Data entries

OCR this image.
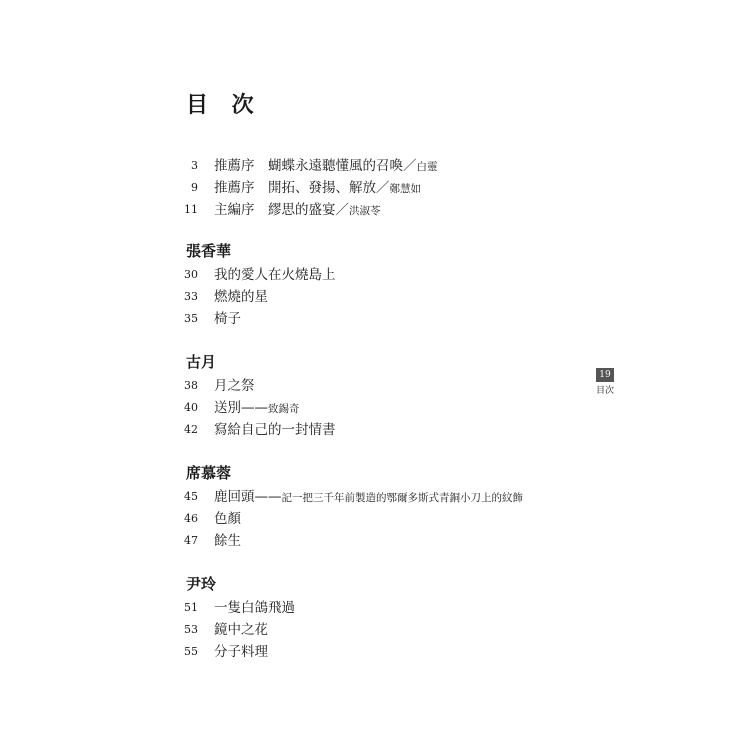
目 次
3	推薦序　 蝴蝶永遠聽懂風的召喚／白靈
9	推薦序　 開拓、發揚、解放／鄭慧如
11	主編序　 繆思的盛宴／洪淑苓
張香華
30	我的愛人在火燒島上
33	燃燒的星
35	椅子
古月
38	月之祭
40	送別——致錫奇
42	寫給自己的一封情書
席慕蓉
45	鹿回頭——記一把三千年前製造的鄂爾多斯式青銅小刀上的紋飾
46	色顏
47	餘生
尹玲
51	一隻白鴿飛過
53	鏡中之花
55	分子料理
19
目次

STATED GOAL: Except for the pictures, reproduce every line exactly.

WRITTEN ANSWER:
OCR this image.
目 次
3	推薦序　 蝴蝶永遠聽懂風的召喚／白靈
9	推薦序　 開拓、發揚、解放／鄭慧如
11	主編序　 繆思的盛宴／洪淑苓
張香華
30	我的愛人在火燒島上
33	燃燒的星
35	椅子
古月
38	月之祭
40	送別——致錫奇
42	寫給自己的一封情書
席慕蓉
45	鹿回頭——記一把三千年前製造的鄂爾多斯式青銅小刀上的紋飾
46	色顏
47	餘生
尹玲
51	一隻白鴿飛過
53	鏡中之花
55	分子料理
19
目次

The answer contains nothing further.